Given request = Repeat the records word for word, excluding any picture.

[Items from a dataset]
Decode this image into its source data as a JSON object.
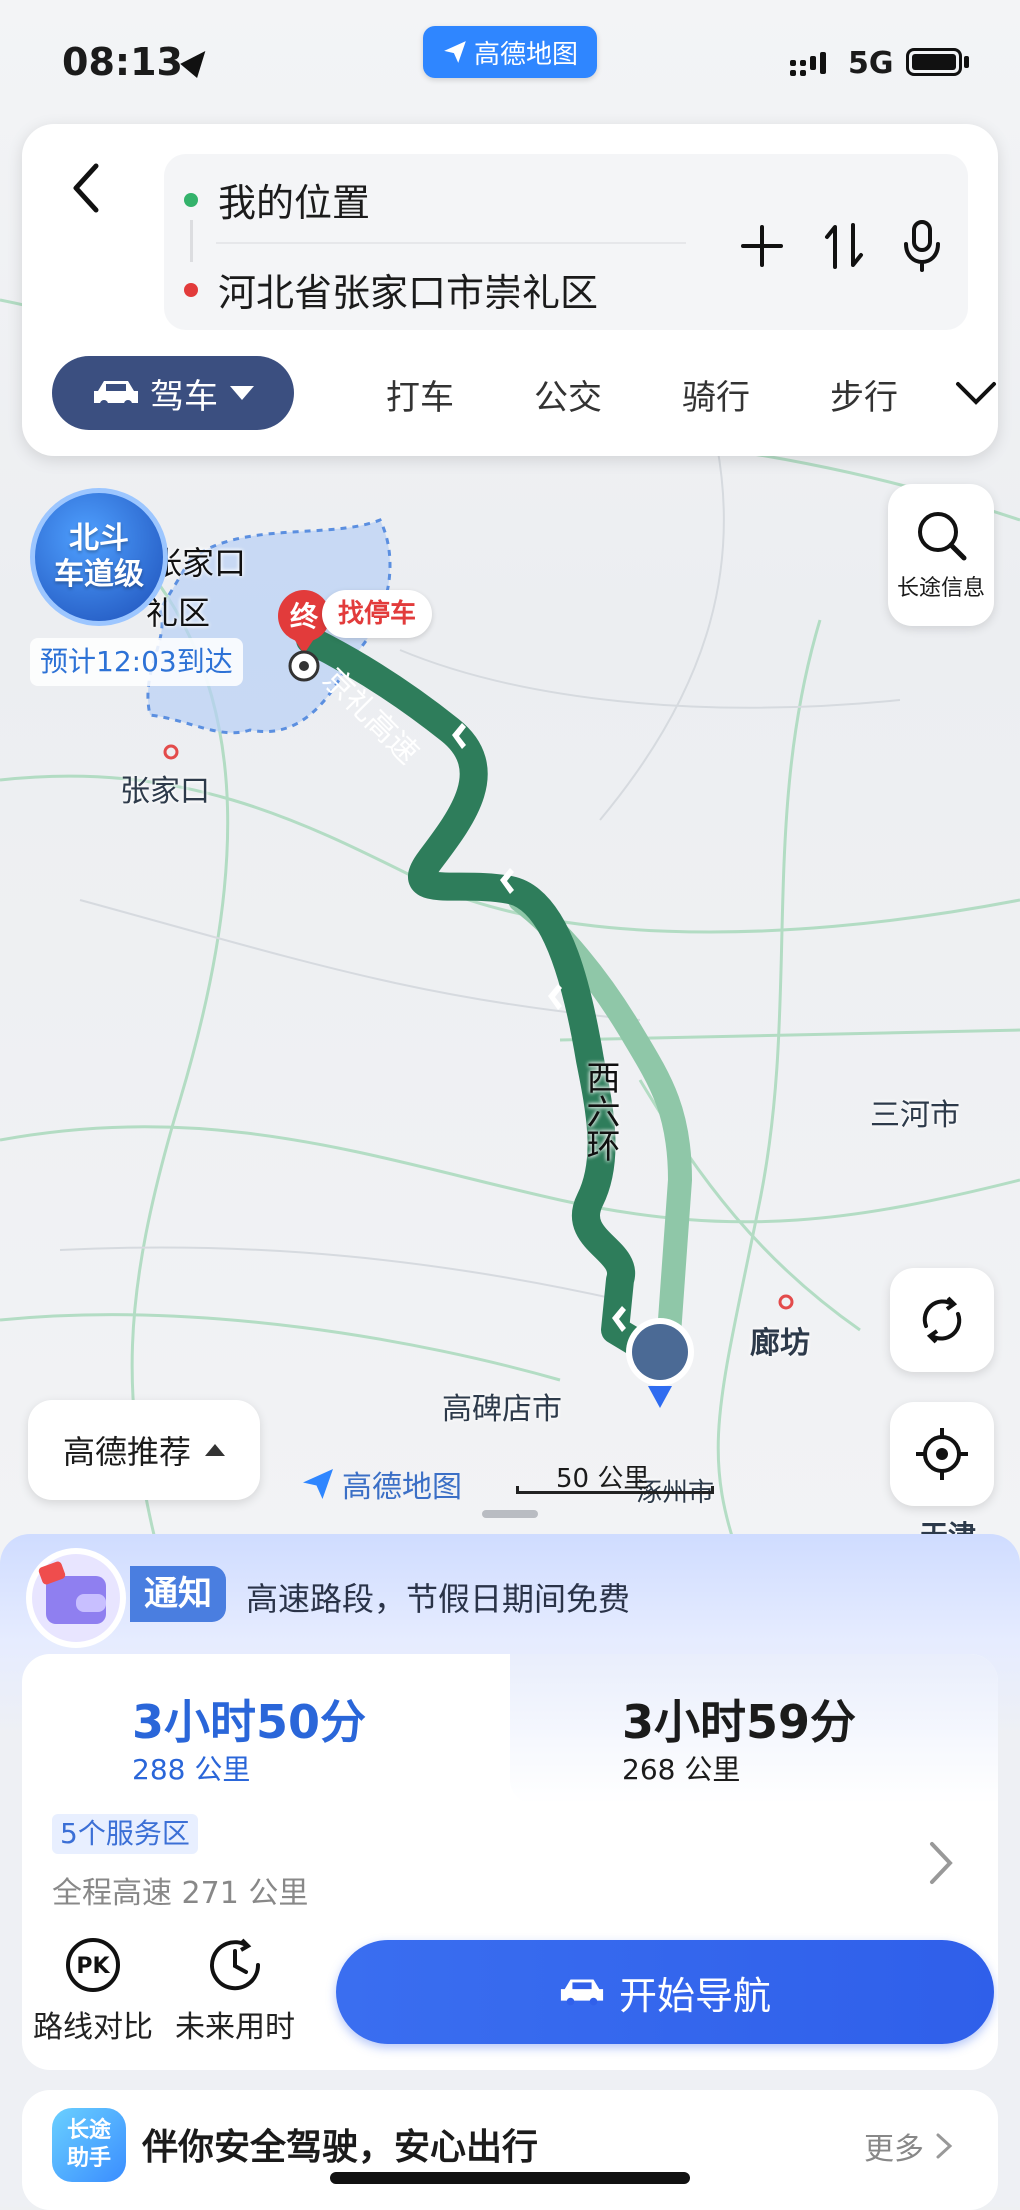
{
  "status": {
    "time": "08:13",
    "network": "5G",
    "app_badge": "高德地图"
  },
  "search": {
    "origin": "我的位置",
    "destination": "河北省张家口市崇礼区",
    "origin_color": "#33b26b",
    "destination_color": "#e23b3b"
  },
  "modes": {
    "active": "驾车",
    "items": [
      "打车",
      "公交",
      "骑行",
      "步行"
    ]
  },
  "map": {
    "beidou_line1": "北斗",
    "beidou_line2": "车道级",
    "dest_area_name": "张家口",
    "dest_area_name2": "礼区",
    "eta": "预计12:03到达",
    "dest_pin": "终",
    "parking": "找停车",
    "long_trip_info": "长途信息",
    "road_names": [
      "京礼高速",
      "西六环"
    ],
    "places": [
      "张家口",
      "三河市",
      "廊坊",
      "高碑店市",
      "涿州市",
      "天津"
    ],
    "recommend": "高德推荐",
    "watermark": "高德地图",
    "scale": "50 公里",
    "route_color": "#2e7d5b",
    "alt_route_color": "#8fc7a8"
  },
  "notice": {
    "tag": "通知",
    "text": "高速路段，节假日期间免费"
  },
  "routes": [
    {
      "time": "3小时50分",
      "distance": "288 公里"
    },
    {
      "time": "3小时59分",
      "distance": "268 公里"
    }
  ],
  "route_detail": {
    "service_areas": "5个服务区",
    "highway": "全程高速 271 公里"
  },
  "actions": {
    "compare": "路线对比",
    "future": "未来用时",
    "start": "开始导航"
  },
  "assistant": {
    "icon_line1": "长途",
    "icon_line2": "助手",
    "text": "伴你安全驾驶，安心出行",
    "more": "更多"
  }
}
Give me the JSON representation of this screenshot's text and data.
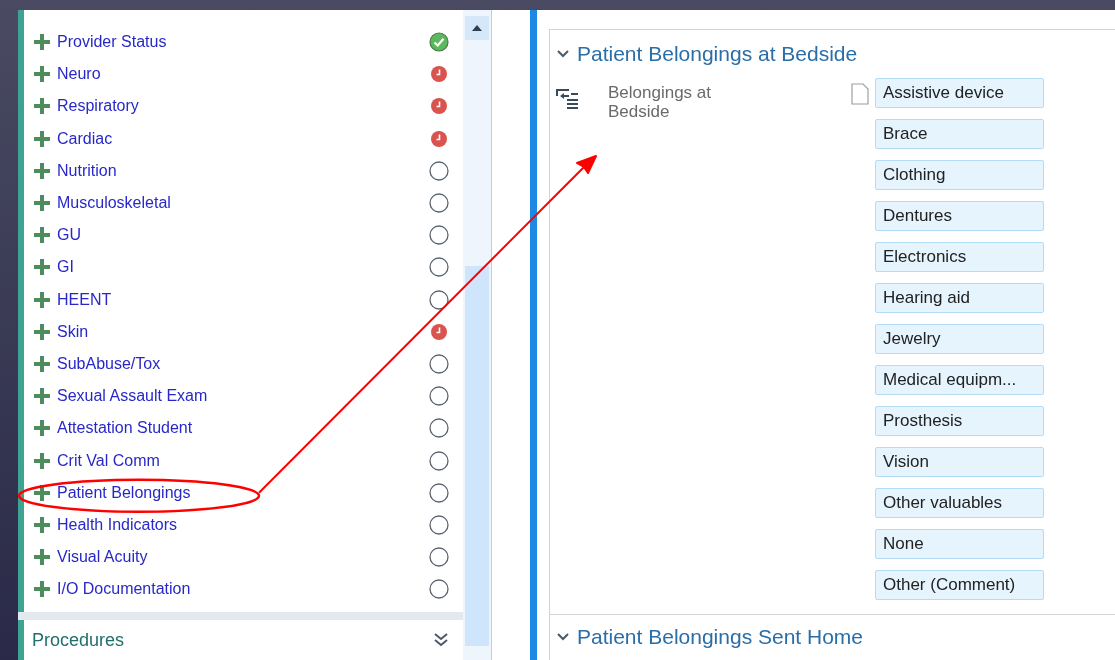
{
  "sidebar": {
    "items": [
      {
        "label": "Provider Status",
        "completed": true,
        "overdue": false
      },
      {
        "label": "Neuro",
        "completed": false,
        "overdue": true
      },
      {
        "label": "Respiratory",
        "completed": false,
        "overdue": true
      },
      {
        "label": "Cardiac",
        "completed": false,
        "overdue": true
      },
      {
        "label": "Nutrition",
        "completed": false,
        "overdue": false
      },
      {
        "label": "Musculoskeletal",
        "completed": false,
        "overdue": false
      },
      {
        "label": "GU",
        "completed": false,
        "overdue": false
      },
      {
        "label": "GI",
        "completed": false,
        "overdue": false
      },
      {
        "label": "HEENT",
        "completed": false,
        "overdue": false
      },
      {
        "label": "Skin",
        "completed": false,
        "overdue": true
      },
      {
        "label": "SubAbuse/Tox",
        "completed": false,
        "overdue": false
      },
      {
        "label": "Sexual Assault Exam",
        "completed": false,
        "overdue": false
      },
      {
        "label": "Attestation Student",
        "completed": false,
        "overdue": false
      },
      {
        "label": "Crit Val Comm",
        "completed": false,
        "overdue": false
      },
      {
        "label": "Patient Belongings",
        "completed": false,
        "overdue": false,
        "circled": true
      },
      {
        "label": "Health Indicators",
        "completed": false,
        "overdue": false
      },
      {
        "label": "Visual Acuity",
        "completed": false,
        "overdue": false
      },
      {
        "label": "I/O Documentation",
        "completed": false,
        "overdue": false
      }
    ],
    "footer": {
      "label": "Procedures"
    }
  },
  "sections": [
    {
      "title": "Patient Belongings at Bedside",
      "field": {
        "label": "Belongings at Bedside",
        "options": [
          "Assistive device",
          "Brace",
          "Clothing",
          "Dentures",
          "Electronics",
          "Hearing aid",
          "Jewelry",
          "Medical equipm...",
          "Prosthesis",
          "Vision",
          "Other valuables",
          "None",
          "Other (Comment)"
        ]
      }
    },
    {
      "title": "Patient Belongings Sent Home"
    }
  ]
}
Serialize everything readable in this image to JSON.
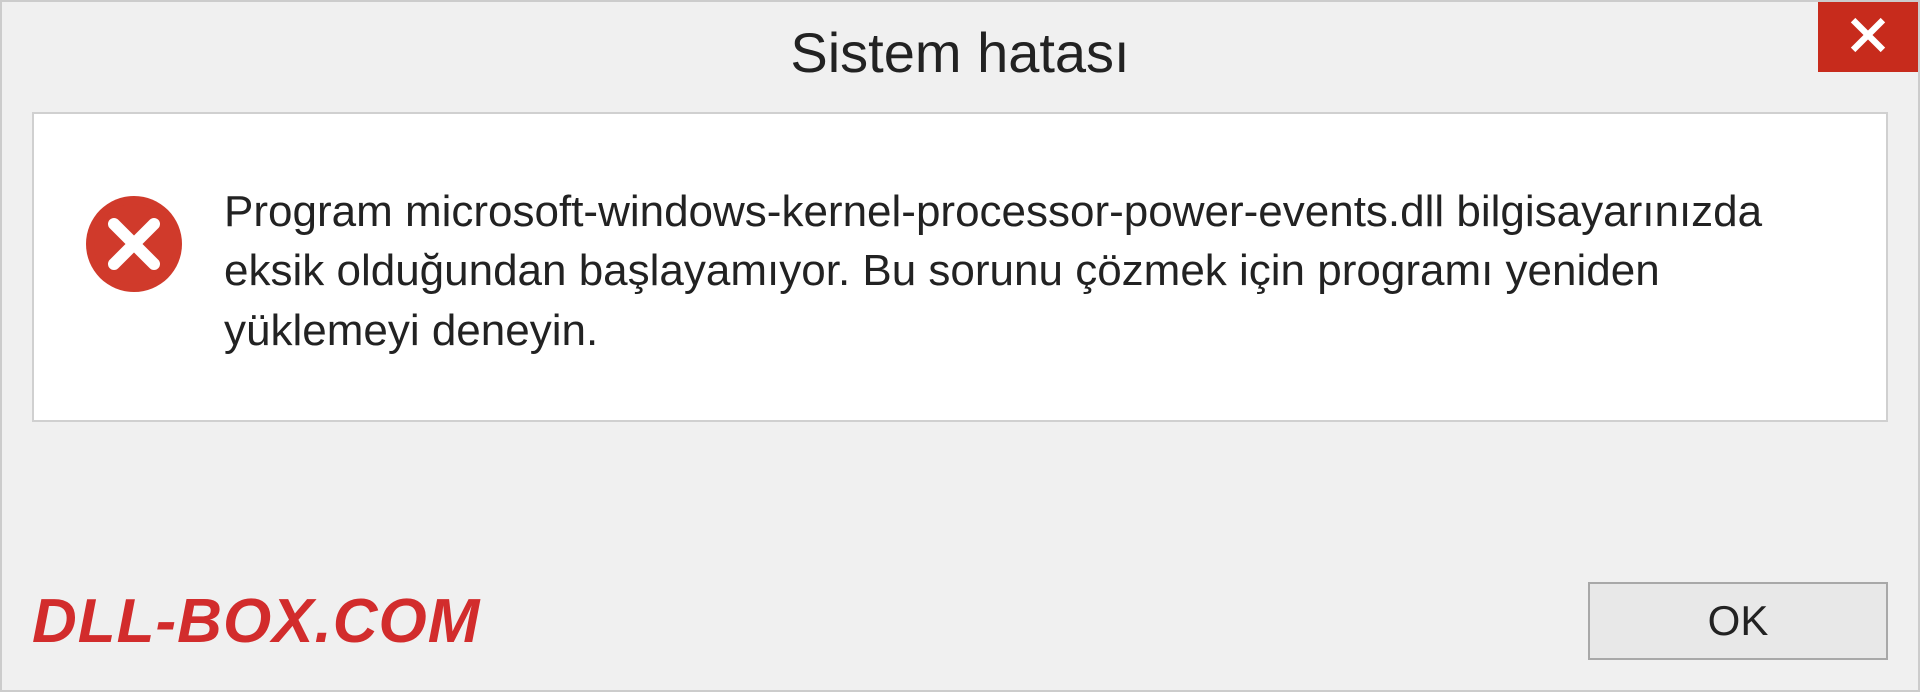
{
  "titlebar": {
    "title": "Sistem hatası"
  },
  "content": {
    "message": "Program microsoft-windows-kernel-processor-power-events.dll bilgisayarınızda eksik olduğundan başlayamıyor. Bu sorunu çözmek için programı yeniden yüklemeyi deneyin."
  },
  "footer": {
    "watermark": "DLL-BOX.COM",
    "ok_label": "OK"
  },
  "colors": {
    "close_button_bg": "#c72b1c",
    "error_icon_bg": "#d03a2b",
    "watermark_color": "#d22c2c"
  }
}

Exercise solution =
Decode this image into its source data as a JSON object.
{
  "status": {
    "time": "08:13",
    "network": "5G",
    "app_badge": "高德地图"
  },
  "search": {
    "origin": "我的位置",
    "destination": "河北省张家口市崇礼区",
    "origin_color": "#33b26b",
    "destination_color": "#e23b3b"
  },
  "modes": {
    "active": "驾车",
    "items": [
      "打车",
      "公交",
      "骑行",
      "步行"
    ]
  },
  "map": {
    "beidou_line1": "北斗",
    "beidou_line2": "车道级",
    "dest_area_name": "张家口",
    "dest_area_name2": "礼区",
    "eta": "预计12:03到达",
    "dest_pin": "终",
    "parking": "找停车",
    "long_trip_info": "长途信息",
    "road_names": [
      "京礼高速",
      "西六环"
    ],
    "places": [
      "张家口",
      "三河市",
      "廊坊",
      "高碑店市",
      "涿州市",
      "天津"
    ],
    "recommend": "高德推荐",
    "watermark": "高德地图",
    "scale": "50 公里",
    "route_color": "#2e7d5b",
    "alt_route_color": "#8fc7a8"
  },
  "notice": {
    "tag": "通知",
    "text": "高速路段，节假日期间免费"
  },
  "routes": [
    {
      "time": "3小时50分",
      "distance": "288 公里"
    },
    {
      "time": "3小时59分",
      "distance": "268 公里"
    }
  ],
  "route_detail": {
    "service_areas": "5个服务区",
    "highway": "全程高速 271 公里"
  },
  "actions": {
    "compare": "路线对比",
    "future": "未来用时",
    "start": "开始导航"
  },
  "assistant": {
    "icon_line1": "长途",
    "icon_line2": "助手",
    "text": "伴你安全驾驶，安心出行",
    "more": "更多"
  }
}
Give me the JSON representation of this screenshot's text and data.
{
  "sidebar": {
    "items": [
      {
        "label": "Provider Status",
        "completed": true,
        "overdue": false
      },
      {
        "label": "Neuro",
        "completed": false,
        "overdue": true
      },
      {
        "label": "Respiratory",
        "completed": false,
        "overdue": true
      },
      {
        "label": "Cardiac",
        "completed": false,
        "overdue": true
      },
      {
        "label": "Nutrition",
        "completed": false,
        "overdue": false
      },
      {
        "label": "Musculoskeletal",
        "completed": false,
        "overdue": false
      },
      {
        "label": "GU",
        "completed": false,
        "overdue": false
      },
      {
        "label": "GI",
        "completed": false,
        "overdue": false
      },
      {
        "label": "HEENT",
        "completed": false,
        "overdue": false
      },
      {
        "label": "Skin",
        "completed": false,
        "overdue": true
      },
      {
        "label": "SubAbuse/Tox",
        "completed": false,
        "overdue": false
      },
      {
        "label": "Sexual Assault Exam",
        "completed": false,
        "overdue": false
      },
      {
        "label": "Attestation Student",
        "completed": false,
        "overdue": false
      },
      {
        "label": "Crit Val Comm",
        "completed": false,
        "overdue": false
      },
      {
        "label": "Patient Belongings",
        "completed": false,
        "overdue": false,
        "circled": true
      },
      {
        "label": "Health Indicators",
        "completed": false,
        "overdue": false
      },
      {
        "label": "Visual Acuity",
        "completed": false,
        "overdue": false
      },
      {
        "label": "I/O Documentation",
        "completed": false,
        "overdue": false
      }
    ],
    "footer": {
      "label": "Procedures"
    }
  },
  "sections": [
    {
      "title": "Patient Belongings at Bedside",
      "field": {
        "label": "Belongings at Bedside",
        "options": [
          "Assistive device",
          "Brace",
          "Clothing",
          "Dentures",
          "Electronics",
          "Hearing aid",
          "Jewelry",
          "Medical equipm...",
          "Prosthesis",
          "Vision",
          "Other valuables",
          "None",
          "Other (Comment)"
        ]
      }
    },
    {
      "title": "Patient Belongings Sent Home"
    }
  ]
}
Serialize everything readable in this image to JSON.
{
  "titlebar": {
    "title": "Sistem hatası"
  },
  "content": {
    "message": "Program microsoft-windows-kernel-processor-power-events.dll bilgisayarınızda eksik olduğundan başlayamıyor. Bu sorunu çözmek için programı yeniden yüklemeyi deneyin."
  },
  "footer": {
    "watermark": "DLL-BOX.COM",
    "ok_label": "OK"
  },
  "colors": {
    "close_button_bg": "#c72b1c",
    "error_icon_bg": "#d03a2b",
    "watermark_color": "#d22c2c"
  }
}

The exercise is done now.